===== Dataset =====

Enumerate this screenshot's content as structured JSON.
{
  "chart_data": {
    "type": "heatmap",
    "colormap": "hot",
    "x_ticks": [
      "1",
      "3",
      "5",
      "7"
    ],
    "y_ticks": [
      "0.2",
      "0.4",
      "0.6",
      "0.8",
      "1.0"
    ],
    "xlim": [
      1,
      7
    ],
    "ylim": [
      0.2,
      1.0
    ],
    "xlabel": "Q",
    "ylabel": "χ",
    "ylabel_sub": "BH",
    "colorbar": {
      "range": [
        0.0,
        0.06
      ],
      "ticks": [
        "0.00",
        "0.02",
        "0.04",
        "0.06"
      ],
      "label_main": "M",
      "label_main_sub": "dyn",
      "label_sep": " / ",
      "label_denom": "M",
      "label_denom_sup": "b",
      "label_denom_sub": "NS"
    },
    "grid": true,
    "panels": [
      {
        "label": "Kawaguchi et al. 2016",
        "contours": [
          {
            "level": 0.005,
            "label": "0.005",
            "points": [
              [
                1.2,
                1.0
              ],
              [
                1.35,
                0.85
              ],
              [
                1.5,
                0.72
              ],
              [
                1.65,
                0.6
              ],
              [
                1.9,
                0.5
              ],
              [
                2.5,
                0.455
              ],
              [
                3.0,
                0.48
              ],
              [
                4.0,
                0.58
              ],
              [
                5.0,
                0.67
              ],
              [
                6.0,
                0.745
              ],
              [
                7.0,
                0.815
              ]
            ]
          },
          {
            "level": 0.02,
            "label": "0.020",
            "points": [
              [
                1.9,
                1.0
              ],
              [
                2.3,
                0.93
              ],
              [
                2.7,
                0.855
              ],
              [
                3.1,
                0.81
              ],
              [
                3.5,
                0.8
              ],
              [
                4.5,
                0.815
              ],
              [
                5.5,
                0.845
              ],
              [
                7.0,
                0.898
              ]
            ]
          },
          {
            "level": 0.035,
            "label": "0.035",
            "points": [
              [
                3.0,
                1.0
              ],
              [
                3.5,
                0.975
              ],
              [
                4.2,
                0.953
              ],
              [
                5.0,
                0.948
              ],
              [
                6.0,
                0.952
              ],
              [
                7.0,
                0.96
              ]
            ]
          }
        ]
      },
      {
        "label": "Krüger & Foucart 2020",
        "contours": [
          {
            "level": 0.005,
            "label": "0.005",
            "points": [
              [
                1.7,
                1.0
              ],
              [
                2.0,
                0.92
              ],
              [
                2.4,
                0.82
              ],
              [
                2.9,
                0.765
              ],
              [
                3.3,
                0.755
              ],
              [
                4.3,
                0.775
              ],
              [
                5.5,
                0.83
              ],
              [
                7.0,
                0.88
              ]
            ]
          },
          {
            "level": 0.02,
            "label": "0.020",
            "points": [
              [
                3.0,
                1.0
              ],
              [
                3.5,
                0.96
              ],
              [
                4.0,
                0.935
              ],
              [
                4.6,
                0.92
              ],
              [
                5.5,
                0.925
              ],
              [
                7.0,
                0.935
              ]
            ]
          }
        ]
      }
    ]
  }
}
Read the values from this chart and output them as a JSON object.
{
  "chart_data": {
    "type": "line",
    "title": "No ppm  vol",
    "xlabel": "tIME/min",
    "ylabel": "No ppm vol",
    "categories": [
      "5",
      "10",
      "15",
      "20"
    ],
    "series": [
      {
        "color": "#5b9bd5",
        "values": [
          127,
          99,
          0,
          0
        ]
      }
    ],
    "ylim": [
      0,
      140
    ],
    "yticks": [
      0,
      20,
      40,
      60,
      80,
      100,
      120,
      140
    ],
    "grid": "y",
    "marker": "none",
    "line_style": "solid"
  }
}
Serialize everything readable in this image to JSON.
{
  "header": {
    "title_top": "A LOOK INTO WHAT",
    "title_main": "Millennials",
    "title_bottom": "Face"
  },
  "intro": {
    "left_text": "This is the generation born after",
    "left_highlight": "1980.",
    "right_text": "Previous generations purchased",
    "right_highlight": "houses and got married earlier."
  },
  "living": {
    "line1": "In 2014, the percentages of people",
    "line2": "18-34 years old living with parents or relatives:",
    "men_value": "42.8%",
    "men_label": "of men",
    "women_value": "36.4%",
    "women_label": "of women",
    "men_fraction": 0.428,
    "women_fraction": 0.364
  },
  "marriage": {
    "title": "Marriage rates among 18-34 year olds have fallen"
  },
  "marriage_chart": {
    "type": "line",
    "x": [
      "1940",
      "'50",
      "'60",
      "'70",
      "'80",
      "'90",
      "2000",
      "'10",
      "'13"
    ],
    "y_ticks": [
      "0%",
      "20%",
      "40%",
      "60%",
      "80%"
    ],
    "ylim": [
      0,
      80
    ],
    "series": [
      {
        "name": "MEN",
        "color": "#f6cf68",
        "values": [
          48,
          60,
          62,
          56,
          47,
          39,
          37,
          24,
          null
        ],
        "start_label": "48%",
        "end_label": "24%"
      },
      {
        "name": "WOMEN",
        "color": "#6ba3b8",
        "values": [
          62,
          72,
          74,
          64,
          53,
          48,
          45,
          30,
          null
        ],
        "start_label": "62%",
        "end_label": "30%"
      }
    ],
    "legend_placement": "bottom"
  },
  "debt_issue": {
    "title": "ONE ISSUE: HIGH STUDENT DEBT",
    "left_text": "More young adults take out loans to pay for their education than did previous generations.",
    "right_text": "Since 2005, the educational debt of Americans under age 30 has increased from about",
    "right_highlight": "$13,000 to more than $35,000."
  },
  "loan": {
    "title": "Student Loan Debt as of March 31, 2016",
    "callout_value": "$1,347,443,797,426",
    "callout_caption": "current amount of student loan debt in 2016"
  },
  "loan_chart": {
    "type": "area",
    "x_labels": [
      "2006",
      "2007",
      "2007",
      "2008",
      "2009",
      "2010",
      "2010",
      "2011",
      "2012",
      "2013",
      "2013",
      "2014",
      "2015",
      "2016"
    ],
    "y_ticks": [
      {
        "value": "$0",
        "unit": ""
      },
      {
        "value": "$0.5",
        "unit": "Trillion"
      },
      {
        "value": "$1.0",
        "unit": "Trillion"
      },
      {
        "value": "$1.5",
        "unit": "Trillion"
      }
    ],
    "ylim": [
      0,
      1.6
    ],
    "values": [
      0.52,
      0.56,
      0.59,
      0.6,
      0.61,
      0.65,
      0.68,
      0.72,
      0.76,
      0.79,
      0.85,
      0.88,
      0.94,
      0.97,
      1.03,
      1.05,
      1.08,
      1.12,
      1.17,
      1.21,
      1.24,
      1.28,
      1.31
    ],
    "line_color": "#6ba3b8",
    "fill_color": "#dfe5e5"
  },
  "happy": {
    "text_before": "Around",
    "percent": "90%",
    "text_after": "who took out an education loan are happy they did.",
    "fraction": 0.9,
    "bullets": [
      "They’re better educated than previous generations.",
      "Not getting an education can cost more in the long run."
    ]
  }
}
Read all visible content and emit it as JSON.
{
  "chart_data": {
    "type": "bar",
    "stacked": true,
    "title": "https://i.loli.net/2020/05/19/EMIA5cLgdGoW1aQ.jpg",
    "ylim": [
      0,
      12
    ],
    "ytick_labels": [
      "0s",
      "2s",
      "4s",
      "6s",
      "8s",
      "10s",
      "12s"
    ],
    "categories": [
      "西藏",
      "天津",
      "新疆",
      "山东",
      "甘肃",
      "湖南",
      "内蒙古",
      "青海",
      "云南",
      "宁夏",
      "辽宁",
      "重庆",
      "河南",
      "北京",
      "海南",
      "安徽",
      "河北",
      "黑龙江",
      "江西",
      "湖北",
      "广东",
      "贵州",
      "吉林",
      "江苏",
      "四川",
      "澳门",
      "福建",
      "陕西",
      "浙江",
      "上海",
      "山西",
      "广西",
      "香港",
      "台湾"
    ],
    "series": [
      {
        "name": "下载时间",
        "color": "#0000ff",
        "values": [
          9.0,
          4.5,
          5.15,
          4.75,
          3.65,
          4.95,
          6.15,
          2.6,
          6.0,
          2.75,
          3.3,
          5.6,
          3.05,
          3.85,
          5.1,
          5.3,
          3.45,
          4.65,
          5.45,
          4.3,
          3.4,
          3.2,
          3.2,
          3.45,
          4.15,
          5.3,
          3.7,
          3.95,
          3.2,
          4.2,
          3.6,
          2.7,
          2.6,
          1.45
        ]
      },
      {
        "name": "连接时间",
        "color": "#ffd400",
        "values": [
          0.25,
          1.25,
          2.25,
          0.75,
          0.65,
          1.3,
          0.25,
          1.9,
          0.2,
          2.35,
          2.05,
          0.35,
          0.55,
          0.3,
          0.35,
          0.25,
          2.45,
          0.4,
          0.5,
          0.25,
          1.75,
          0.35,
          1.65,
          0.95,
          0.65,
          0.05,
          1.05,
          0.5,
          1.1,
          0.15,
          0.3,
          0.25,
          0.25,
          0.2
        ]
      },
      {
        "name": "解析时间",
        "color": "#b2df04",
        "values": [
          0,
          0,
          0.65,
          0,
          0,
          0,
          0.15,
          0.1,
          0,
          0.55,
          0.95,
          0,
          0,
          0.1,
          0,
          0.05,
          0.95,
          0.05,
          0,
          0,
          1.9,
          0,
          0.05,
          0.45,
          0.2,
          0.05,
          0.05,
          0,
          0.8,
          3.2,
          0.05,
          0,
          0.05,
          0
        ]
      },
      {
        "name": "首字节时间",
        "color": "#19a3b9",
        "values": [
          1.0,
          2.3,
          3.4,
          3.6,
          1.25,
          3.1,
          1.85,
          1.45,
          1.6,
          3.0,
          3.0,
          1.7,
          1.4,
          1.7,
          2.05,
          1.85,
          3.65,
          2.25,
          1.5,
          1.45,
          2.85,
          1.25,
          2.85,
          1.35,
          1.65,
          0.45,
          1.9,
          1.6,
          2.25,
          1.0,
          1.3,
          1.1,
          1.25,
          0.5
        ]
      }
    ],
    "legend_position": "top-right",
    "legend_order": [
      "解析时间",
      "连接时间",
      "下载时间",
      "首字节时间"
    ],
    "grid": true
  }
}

=====

**Short task:** Return each line where "living" shows up.

**Exercise answer:**
  "living": {
    "line2": "18-34 years old living with parents or relatives:",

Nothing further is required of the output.